→ TEXT SECTION
START

Finally after all those questions and the months of waiting...my install is completely done!

I just finished making my own box and it sounds great










mounted my amp on the back of the box so when you lower the seats it looks like this









Thanks for all the help and answers


----------



## Yellowsentragirl (Dec 30, 2003)

alexinpg said:


> Radio Shack.


and the connecters I got at RadioSHIT broke...pieces of crap


----------



## sr20dem0n (Mar 19, 2003)

looks good

sucks about the connectors, I normally get mine at www.partsexpress.com or home depot, depending on what specifically I need


----------



## Yellowsentragirl (Dec 30, 2003)

yeah these pulled apart as soon as the wire went in...ended up breaking the plastic and soldering the 2 pieces of wire together and just let it hang through the black plastic hole


----------



## Heath Burge (Jan 12, 2005)

Yellowsentragirl said:


> OK...I'm sorry in advance if this is somewhere on the boards, I looked...And couldn't find my specific question...
> 
> Ok, I am once again wandering into the unknown realm of car audio. I have the stock RF package that came with the 04 spec V...I got it because it came with the car...Now i've gotten a taste of bass and would love to beef up my system with a new head unit, bigger subs [ sony xplods? 12s] and I guess a bigger amp...Do i have to trash [sell] my whole current system or is there things that are salvagable?
> 
> ...



go with JL or OZ auido best u can get or get high end RF stuff


----------



## Yellowsentragirl (Dec 30, 2003)

Heath Burge said:


> go with JL or OZ auido best u can get or get high end RF stuff


Newbies...please stop replying to a thread that's 8 months old and if you looked at the last post shows that i'm done with it ...


----------



## Xxboarderxx (Nov 11, 2004)

*Get Rockfords*

get a pionner 7500. It is really good. WMA/MP3 works good with systems has crossover options and shit. Gewt rockford fosgate hx2 they hit hard has fuck. OK than spekaers i would recommand rockford as well


----------



## Yellowsentragirl (Dec 30, 2003)

sigh


----------



## Heliosphann (Jan 24, 2005)

Okay I read some of what was posted throught this neverending post, but I wanted to see if someone could lay it down to me plain and simple.

END

→ PROBLEMS TO WORK ON
1: Reproduce the passage of the car audio thread starting at "## Heath Burge" and ending at "that are salvagable?".
2: Continue the car audio thread from its final sentence onward.

→ RAW RECORDS
START

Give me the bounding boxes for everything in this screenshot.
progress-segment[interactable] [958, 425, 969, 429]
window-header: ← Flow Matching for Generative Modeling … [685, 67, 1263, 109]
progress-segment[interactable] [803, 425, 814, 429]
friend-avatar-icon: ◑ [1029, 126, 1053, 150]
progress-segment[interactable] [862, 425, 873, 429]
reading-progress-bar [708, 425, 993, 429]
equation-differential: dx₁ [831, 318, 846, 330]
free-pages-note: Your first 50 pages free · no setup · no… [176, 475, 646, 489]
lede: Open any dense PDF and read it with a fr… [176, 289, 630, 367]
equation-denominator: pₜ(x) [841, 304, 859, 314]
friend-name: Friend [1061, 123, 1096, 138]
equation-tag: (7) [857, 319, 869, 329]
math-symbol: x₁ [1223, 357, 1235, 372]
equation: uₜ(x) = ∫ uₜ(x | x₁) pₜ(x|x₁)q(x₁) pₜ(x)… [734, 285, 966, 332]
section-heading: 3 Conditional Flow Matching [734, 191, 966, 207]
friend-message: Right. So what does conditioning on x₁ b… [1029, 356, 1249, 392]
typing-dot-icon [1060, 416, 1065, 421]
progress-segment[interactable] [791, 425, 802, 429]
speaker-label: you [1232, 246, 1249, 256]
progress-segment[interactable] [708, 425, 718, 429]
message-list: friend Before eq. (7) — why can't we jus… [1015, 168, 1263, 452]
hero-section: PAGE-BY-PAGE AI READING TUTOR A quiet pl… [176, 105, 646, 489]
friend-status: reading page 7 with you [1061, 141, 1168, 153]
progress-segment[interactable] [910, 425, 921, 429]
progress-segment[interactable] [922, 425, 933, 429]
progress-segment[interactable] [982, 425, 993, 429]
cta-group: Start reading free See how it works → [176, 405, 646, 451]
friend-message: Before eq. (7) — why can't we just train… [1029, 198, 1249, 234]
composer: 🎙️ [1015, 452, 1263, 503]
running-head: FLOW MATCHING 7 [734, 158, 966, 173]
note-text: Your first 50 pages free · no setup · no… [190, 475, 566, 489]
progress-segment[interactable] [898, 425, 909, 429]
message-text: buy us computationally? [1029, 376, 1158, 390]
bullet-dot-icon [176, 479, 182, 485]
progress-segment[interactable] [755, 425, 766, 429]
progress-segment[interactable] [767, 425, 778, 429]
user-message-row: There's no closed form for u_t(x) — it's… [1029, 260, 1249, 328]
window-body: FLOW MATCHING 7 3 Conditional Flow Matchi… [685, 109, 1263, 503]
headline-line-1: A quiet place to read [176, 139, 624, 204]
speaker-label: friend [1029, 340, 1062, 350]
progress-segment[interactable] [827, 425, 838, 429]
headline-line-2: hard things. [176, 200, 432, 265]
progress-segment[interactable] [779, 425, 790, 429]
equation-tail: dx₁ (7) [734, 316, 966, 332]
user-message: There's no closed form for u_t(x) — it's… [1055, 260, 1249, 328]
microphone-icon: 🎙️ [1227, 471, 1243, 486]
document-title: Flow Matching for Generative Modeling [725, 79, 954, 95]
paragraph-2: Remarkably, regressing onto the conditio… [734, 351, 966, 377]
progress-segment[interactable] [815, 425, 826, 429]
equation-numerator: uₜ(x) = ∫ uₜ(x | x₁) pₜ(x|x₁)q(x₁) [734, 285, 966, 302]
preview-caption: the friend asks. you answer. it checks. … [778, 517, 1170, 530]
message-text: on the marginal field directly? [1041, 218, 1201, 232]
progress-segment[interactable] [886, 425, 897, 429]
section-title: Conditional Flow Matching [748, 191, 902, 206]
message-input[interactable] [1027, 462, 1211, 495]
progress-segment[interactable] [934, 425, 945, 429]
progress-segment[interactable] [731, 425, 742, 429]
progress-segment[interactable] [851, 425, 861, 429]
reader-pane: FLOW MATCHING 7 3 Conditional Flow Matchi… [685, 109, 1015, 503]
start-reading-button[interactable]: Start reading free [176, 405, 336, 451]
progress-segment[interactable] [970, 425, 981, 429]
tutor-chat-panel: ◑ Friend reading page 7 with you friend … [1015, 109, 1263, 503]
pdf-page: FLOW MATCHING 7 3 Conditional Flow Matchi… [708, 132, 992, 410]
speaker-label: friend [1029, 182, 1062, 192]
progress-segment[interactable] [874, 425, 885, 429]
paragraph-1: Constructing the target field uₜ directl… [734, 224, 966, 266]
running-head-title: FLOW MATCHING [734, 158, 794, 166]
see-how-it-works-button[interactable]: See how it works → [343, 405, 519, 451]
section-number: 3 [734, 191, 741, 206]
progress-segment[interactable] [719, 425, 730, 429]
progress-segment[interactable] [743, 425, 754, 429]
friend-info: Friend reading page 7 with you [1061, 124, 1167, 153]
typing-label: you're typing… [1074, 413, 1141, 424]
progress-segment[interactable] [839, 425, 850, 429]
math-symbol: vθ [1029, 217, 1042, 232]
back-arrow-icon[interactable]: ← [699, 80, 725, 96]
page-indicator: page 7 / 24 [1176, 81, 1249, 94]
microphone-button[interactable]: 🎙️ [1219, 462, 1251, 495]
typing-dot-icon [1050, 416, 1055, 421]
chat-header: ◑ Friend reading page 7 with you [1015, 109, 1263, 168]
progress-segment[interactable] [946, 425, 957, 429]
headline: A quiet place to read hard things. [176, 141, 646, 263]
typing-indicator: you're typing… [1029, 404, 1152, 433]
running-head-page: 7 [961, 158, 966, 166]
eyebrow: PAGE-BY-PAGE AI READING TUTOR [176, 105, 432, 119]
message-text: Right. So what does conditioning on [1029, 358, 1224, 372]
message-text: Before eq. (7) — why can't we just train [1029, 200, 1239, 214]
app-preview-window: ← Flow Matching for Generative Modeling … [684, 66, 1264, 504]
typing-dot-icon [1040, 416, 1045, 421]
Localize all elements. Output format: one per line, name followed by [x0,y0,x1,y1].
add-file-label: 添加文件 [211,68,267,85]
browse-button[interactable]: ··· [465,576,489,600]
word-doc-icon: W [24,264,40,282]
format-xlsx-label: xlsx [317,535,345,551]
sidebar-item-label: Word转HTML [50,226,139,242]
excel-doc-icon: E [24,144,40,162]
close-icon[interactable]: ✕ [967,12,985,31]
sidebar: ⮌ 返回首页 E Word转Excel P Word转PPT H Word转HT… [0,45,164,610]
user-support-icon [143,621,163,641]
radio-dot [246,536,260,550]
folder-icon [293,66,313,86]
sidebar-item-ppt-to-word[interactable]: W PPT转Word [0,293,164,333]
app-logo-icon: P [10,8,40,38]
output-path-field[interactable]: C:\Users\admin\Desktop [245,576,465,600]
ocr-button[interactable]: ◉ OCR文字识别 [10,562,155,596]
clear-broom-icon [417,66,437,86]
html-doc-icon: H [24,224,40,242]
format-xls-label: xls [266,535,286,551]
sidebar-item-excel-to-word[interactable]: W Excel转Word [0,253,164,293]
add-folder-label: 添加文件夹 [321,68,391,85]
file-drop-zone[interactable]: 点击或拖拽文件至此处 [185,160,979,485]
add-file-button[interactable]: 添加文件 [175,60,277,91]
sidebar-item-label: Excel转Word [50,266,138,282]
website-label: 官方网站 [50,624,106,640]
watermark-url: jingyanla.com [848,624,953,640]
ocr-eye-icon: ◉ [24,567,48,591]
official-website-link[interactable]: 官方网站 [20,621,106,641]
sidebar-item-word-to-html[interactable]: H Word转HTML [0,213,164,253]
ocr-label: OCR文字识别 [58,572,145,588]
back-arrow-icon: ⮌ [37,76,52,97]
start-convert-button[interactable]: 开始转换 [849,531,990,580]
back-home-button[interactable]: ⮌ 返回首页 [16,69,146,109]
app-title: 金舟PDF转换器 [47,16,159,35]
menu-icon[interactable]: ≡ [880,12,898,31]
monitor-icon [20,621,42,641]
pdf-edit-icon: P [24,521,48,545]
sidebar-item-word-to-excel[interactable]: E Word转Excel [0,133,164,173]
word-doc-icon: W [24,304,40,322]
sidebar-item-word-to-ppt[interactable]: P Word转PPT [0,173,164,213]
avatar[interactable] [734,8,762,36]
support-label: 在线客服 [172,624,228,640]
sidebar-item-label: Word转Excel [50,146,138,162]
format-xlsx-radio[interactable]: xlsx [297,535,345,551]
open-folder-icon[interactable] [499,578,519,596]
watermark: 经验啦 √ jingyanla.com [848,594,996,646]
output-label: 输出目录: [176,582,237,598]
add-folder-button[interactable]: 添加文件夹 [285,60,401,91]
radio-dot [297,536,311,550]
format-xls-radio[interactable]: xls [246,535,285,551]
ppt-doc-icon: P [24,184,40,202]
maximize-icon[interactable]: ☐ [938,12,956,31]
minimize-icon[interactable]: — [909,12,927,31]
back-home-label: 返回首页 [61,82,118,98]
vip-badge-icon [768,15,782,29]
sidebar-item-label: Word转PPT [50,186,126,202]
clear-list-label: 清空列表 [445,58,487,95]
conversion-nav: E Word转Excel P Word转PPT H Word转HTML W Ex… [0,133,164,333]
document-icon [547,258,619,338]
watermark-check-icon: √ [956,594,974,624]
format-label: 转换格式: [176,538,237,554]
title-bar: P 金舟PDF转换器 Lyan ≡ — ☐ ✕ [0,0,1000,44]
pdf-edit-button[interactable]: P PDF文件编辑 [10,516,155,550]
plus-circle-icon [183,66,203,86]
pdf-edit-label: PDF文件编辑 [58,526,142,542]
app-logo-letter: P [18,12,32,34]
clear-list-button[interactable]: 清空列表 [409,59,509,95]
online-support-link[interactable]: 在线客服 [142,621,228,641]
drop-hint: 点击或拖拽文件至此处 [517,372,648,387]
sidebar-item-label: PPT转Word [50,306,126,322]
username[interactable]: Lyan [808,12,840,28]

END

→ EXERCISE RESULTS
1:
## Heath Burge (Jan 12, 2005)

Yellowsentragirl said:


> OK...I'm sorry in advance if this is somewhere on the boards, I looked...And couldn't find my specific question...
> 
> Ok, I am once again wandering into the unknown realm of car audio. I have the stock RF package that came with the 04 spec V...I got it because it came with the car...Now i've gotten a taste of bass and would love to beef up my system with a new head unit, bigger subs [ sony xplods? 12s] and I guess a bigger amp...Do i have to trash [sell] my whole current system or is there things that are salvagable?

2:
Basically what I want is a new head unit (JVC has a new unit that has front panel aux inputs) so I can play my MP3 player through my Rockford Fosgate system. I want to keep everything, just add a new head unit. It's my understanding that everything needs to be totally rewired. Could someone go into detail about that and if I'd be able to sill use the sub, amp, etc... Thx.


----------



## Yellowsentragirl (Dec 30, 2003)

Quoting SR20Demon
"You cannot just replace the headunit, you cannot just replace the speakers....it's really a pain. If you want to change out anything, you pretty much have to change out the whole thing."


taken from this thread link 


You have the RF package but no aux input on the front of your stock HU?


----------



## sr20dem0n (Mar 19, 2003)

that was with the Bose system, with the RF system you can, but you'll need to do a bit of rewiring for an aftermarket headunit to work without double amping the speakers. There are wiring diagrams somewhere but I'm not sure where


----------



## Sanguinius (Mar 3, 2005)

Yellowsentragirl said:


> hey sr20dem0n, i'm back with the stupid audio questions...
> 
> first of all what's SQl and SpL? I'm completely a newbie in the audio field...
> 
> ...


LOL Bring it on out I can do most installations LOL (VA here) as for the budget and whatnot it all depends the quality you want. I myself like the Rockford amps and is what I use in my car but due to $ restrictions I'm only pushin' alphasonik 10's with it but I AM running a Voodoo 1.2 farad cap as well.


----------



## Yellowsentragirl (Dec 30, 2003)

really old thread here...i've already bought the stuff, installed it...made a box and changed everything around.


----------



## Sanguinius (Mar 3, 2005)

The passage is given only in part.